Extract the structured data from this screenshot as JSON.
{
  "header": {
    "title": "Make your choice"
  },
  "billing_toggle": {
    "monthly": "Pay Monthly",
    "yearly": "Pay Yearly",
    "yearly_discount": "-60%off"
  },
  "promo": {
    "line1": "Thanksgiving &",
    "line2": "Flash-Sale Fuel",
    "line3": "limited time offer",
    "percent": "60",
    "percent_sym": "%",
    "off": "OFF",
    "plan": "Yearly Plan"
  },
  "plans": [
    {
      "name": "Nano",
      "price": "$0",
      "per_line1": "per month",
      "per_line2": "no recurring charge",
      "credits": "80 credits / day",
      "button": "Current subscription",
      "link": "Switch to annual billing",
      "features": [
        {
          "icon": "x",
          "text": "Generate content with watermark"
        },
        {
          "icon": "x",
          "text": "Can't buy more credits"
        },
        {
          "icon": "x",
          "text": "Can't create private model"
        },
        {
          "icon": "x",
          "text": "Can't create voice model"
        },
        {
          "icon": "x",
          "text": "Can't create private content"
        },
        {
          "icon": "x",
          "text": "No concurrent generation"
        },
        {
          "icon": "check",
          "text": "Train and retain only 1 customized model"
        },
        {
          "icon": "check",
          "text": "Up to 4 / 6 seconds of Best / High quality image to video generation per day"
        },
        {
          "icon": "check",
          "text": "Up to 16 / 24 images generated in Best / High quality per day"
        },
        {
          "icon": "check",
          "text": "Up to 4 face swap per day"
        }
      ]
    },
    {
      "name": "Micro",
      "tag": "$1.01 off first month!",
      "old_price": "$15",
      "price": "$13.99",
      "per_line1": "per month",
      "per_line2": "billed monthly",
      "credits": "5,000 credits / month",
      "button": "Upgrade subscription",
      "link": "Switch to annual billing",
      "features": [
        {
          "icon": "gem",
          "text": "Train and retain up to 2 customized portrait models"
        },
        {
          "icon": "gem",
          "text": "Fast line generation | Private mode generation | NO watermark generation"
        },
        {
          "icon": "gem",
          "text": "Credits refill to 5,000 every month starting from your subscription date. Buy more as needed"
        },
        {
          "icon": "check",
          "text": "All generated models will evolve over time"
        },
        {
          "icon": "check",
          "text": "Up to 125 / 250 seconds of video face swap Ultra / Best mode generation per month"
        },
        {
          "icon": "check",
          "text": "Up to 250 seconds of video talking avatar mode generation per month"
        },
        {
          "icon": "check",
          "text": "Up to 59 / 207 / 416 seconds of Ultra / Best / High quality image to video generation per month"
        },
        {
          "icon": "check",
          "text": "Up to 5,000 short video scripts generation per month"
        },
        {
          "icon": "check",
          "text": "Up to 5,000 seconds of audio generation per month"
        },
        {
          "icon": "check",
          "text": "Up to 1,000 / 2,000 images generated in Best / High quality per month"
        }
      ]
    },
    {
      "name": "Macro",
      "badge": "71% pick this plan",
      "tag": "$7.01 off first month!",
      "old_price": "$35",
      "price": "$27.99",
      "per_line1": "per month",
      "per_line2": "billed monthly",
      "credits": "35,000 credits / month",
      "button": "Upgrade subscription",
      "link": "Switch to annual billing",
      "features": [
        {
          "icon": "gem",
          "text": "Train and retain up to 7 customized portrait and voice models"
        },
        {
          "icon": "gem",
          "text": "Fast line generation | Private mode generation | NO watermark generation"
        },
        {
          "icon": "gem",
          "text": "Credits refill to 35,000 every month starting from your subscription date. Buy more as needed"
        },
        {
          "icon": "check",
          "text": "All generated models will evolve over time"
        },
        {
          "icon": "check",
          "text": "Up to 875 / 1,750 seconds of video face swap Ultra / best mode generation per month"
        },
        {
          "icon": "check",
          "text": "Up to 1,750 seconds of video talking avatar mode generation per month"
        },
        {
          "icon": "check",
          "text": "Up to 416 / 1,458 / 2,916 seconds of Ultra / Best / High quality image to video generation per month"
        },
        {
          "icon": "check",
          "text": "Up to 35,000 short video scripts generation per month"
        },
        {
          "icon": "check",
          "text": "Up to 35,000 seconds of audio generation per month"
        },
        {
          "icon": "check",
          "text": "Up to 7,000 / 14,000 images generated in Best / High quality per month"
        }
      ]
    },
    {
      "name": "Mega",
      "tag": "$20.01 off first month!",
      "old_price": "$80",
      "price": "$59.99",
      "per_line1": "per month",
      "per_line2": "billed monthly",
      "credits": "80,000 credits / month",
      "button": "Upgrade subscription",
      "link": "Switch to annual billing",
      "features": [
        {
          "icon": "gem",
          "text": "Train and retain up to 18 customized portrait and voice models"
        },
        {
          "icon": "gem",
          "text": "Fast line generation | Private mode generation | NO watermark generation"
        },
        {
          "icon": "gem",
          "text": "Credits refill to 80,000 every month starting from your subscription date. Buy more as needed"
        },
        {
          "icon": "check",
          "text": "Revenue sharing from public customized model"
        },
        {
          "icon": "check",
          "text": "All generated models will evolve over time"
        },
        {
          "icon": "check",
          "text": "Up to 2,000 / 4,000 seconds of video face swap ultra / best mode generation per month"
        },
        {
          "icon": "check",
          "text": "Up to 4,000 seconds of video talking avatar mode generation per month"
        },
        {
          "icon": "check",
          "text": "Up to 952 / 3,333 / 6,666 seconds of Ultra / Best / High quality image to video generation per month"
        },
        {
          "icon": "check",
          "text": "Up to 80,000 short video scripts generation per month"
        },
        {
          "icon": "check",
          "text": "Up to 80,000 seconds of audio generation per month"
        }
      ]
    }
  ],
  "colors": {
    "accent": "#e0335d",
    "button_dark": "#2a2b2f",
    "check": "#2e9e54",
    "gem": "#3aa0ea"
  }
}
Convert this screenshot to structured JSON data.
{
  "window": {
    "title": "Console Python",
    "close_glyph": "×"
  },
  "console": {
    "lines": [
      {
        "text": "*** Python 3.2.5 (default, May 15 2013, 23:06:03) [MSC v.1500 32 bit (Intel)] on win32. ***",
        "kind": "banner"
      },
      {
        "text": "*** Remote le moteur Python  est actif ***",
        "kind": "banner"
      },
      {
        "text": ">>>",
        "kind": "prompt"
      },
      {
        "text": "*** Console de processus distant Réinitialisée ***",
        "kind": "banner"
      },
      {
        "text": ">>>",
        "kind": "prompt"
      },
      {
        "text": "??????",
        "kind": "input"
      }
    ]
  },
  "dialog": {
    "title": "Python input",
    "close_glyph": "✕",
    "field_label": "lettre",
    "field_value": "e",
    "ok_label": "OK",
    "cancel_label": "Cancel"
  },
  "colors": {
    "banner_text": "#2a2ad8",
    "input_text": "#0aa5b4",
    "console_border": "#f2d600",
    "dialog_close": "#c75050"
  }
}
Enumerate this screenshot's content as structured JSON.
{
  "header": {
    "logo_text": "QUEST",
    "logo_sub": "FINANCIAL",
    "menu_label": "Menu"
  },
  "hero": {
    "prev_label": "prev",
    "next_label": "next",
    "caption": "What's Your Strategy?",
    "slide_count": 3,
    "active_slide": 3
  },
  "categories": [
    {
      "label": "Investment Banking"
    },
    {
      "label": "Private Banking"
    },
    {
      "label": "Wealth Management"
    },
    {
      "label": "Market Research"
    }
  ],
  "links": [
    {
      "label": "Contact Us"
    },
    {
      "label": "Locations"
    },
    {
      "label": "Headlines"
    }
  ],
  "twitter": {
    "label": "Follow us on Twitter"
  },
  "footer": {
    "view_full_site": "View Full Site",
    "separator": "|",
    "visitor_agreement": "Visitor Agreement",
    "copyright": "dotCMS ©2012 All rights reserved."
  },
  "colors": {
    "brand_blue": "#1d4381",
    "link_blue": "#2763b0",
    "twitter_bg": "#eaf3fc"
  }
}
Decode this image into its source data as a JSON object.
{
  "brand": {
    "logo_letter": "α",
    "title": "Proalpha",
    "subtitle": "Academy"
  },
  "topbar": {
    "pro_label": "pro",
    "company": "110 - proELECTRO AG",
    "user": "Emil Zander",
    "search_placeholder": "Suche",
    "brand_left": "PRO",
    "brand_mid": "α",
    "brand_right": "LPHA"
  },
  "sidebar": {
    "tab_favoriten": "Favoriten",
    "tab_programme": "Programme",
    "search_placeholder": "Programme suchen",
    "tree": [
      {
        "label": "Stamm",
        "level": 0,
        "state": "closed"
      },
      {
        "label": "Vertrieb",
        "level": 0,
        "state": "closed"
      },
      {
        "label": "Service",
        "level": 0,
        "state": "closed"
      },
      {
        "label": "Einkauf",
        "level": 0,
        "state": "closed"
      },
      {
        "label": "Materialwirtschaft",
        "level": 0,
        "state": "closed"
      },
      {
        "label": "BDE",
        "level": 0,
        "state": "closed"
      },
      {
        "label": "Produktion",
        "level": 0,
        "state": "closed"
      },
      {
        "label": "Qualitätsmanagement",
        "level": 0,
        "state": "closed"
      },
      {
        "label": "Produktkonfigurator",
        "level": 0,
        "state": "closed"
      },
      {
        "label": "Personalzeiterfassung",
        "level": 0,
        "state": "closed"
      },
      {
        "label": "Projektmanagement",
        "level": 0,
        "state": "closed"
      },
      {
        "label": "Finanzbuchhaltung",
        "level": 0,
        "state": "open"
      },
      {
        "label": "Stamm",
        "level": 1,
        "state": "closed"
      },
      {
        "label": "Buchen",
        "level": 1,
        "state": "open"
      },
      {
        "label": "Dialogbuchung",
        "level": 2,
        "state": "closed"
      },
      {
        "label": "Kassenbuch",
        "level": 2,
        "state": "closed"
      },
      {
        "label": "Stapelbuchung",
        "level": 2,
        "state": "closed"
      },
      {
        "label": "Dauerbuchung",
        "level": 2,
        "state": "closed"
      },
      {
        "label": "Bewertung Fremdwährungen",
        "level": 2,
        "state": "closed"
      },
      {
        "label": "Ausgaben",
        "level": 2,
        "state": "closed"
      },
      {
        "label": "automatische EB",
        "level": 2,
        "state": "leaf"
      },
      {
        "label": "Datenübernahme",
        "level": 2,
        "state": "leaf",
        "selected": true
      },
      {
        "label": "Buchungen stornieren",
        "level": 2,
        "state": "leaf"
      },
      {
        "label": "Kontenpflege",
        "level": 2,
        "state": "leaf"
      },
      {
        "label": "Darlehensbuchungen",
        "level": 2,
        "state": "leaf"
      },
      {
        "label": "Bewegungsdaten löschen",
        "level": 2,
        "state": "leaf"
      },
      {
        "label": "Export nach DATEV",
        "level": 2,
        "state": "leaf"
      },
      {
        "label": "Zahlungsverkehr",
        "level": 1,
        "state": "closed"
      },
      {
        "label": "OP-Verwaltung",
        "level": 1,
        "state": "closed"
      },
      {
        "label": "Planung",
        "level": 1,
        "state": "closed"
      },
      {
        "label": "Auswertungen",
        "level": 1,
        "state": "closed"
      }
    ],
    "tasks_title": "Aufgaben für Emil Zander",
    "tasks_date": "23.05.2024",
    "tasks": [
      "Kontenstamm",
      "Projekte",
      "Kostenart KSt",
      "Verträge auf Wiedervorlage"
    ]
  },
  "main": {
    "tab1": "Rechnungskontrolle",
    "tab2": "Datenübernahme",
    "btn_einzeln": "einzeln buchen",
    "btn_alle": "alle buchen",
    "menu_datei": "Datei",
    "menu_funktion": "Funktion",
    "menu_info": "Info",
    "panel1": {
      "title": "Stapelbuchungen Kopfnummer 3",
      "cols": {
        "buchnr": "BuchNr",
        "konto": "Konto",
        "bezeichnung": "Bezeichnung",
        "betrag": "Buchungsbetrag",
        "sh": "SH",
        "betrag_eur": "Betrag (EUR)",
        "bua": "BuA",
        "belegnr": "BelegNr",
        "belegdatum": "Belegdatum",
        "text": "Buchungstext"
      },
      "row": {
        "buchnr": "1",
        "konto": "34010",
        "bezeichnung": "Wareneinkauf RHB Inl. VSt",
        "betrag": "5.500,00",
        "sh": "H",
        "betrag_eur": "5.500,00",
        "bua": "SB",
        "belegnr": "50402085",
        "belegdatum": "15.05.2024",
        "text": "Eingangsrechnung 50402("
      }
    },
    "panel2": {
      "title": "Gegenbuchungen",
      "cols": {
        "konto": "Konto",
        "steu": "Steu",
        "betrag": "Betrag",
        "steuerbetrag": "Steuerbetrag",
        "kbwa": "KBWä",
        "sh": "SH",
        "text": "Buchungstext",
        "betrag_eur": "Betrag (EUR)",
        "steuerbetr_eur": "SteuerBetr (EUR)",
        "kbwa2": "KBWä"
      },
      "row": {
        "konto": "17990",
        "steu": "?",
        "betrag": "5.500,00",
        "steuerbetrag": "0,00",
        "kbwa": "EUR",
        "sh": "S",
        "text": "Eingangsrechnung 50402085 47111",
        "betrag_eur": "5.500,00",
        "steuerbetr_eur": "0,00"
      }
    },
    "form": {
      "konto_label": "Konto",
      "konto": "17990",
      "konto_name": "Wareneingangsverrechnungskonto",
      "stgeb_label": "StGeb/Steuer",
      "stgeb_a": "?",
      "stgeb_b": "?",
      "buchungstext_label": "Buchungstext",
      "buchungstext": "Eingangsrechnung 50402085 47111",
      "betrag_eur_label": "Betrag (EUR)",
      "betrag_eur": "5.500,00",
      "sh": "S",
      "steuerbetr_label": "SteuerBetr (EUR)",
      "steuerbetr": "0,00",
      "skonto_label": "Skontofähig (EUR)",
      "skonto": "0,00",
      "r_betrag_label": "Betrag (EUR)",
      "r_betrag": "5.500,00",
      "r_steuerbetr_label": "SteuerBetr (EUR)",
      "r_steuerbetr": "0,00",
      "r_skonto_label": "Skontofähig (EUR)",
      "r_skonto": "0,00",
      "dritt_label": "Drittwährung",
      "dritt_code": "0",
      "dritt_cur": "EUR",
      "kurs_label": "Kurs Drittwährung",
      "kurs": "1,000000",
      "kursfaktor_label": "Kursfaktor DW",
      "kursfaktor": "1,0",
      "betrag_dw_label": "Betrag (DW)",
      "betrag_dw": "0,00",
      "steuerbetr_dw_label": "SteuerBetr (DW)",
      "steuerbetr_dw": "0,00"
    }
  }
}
-- -- --
Task to complete:
Find the lines above that include the string "Zander" and copy them.

Written answer:
    "user": "Emil Zander",
    "tasks_title": "Aufgaben für Emil Zander",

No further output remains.